DATA IN THIS EXERCISE:
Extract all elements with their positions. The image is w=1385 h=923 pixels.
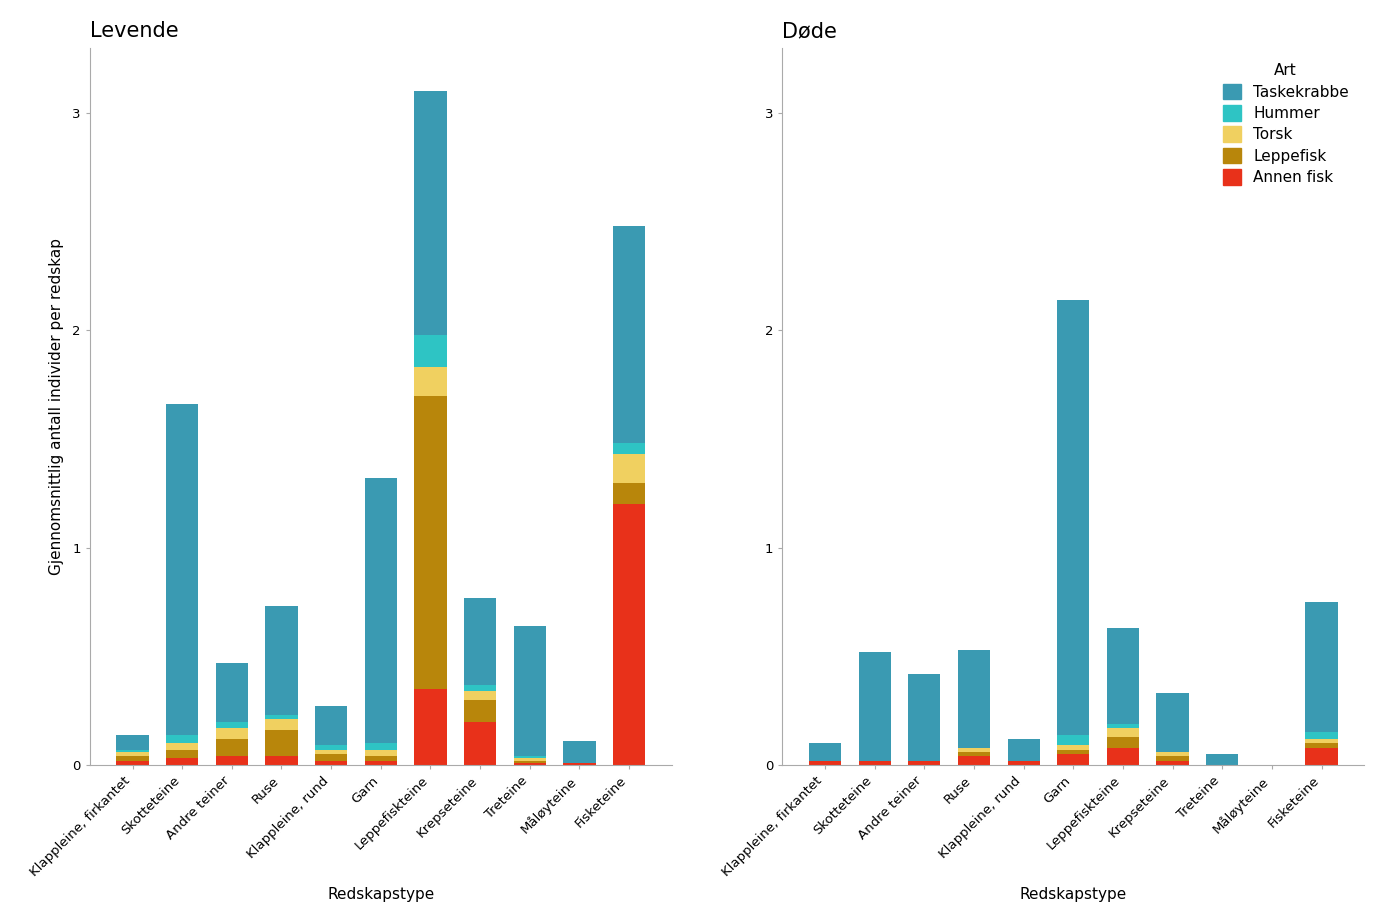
Bar: [1007, 739, 1040, 761]
Bar: [364, 749, 397, 756]
Bar: [266, 756, 298, 765]
Bar: [414, 91, 446, 335]
Bar: [166, 743, 198, 749]
Bar: [1107, 724, 1138, 728]
Bar: [859, 761, 891, 765]
Bar: [116, 756, 148, 761]
Bar: [414, 396, 446, 689]
Bar: [364, 478, 397, 743]
Bar: [464, 722, 496, 765]
Text: Døde: Døde: [783, 21, 838, 41]
Bar: [116, 752, 148, 756]
Bar: [809, 761, 841, 765]
Bar: [514, 761, 546, 762]
Bar: [1156, 761, 1188, 765]
Bar: [1306, 602, 1338, 732]
Bar: [1306, 743, 1338, 748]
Bar: [314, 706, 348, 746]
Bar: [514, 756, 546, 759]
Bar: [1107, 748, 1138, 765]
Bar: [1306, 732, 1338, 739]
Bar: [1156, 756, 1188, 761]
Bar: [266, 719, 298, 730]
Bar: [958, 650, 990, 748]
Bar: [859, 652, 891, 761]
Bar: [1206, 754, 1238, 765]
Bar: [464, 598, 496, 685]
Legend: Taskekrabbe, Hummer, Torsk, Leppefisk, Annen fisk: Taskekrabbe, Hummer, Torsk, Leppefisk, A…: [1215, 55, 1356, 193]
Bar: [614, 454, 645, 483]
Bar: [1057, 746, 1090, 749]
X-axis label: Redskapstype: Redskapstype: [1019, 887, 1127, 902]
Bar: [1057, 754, 1090, 765]
Bar: [1007, 761, 1040, 765]
Bar: [266, 730, 298, 756]
Bar: [1107, 728, 1138, 737]
Bar: [414, 335, 446, 367]
Bar: [364, 743, 397, 749]
Bar: [314, 749, 348, 754]
Bar: [216, 739, 248, 756]
Bar: [464, 700, 496, 722]
Bar: [1156, 693, 1188, 752]
Bar: [314, 754, 348, 761]
Bar: [166, 404, 198, 735]
Y-axis label: Gjennomsnittlig antall individer per redskap: Gjennomsnittlig antall individer per red…: [48, 238, 64, 575]
Bar: [364, 756, 397, 761]
Bar: [958, 752, 990, 756]
Bar: [266, 606, 298, 715]
Bar: [614, 504, 645, 765]
Bar: [958, 756, 990, 765]
Bar: [216, 728, 248, 739]
Bar: [166, 735, 198, 743]
Bar: [514, 762, 546, 765]
Bar: [266, 715, 298, 719]
Bar: [514, 759, 546, 761]
Bar: [1057, 749, 1090, 754]
Bar: [216, 756, 248, 765]
Bar: [564, 741, 596, 762]
X-axis label: Redskapstype: Redskapstype: [327, 887, 435, 902]
Bar: [909, 674, 940, 761]
Bar: [314, 746, 348, 749]
Bar: [314, 761, 348, 765]
Bar: [1057, 300, 1090, 735]
Bar: [464, 685, 496, 691]
Bar: [514, 626, 546, 756]
Bar: [116, 749, 148, 752]
Bar: [116, 761, 148, 765]
Bar: [614, 443, 645, 454]
Bar: [564, 762, 596, 765]
Bar: [614, 483, 645, 504]
Bar: [116, 735, 148, 749]
Bar: [166, 759, 198, 765]
Bar: [1306, 748, 1338, 765]
Bar: [809, 743, 841, 761]
Bar: [1107, 737, 1138, 748]
Bar: [1107, 628, 1138, 724]
Bar: [1156, 752, 1188, 756]
Bar: [1306, 739, 1338, 743]
Bar: [1057, 735, 1090, 746]
Bar: [216, 722, 248, 728]
Bar: [364, 761, 397, 765]
Bar: [414, 689, 446, 765]
Bar: [958, 748, 990, 752]
Bar: [464, 691, 496, 700]
Bar: [614, 226, 645, 443]
Bar: [166, 749, 198, 759]
Bar: [414, 367, 446, 396]
Text: Levende: Levende: [90, 21, 179, 41]
Bar: [909, 761, 940, 765]
Bar: [216, 663, 248, 722]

PROBLEM:
Pull out every line of the data above that contains the word "Text", treating uppercase and lowercase letters as different.

FULL ANSWER:
Text: Døde: Døde: [783, 21, 838, 41]
Text: Levende: Levende: [90, 21, 179, 41]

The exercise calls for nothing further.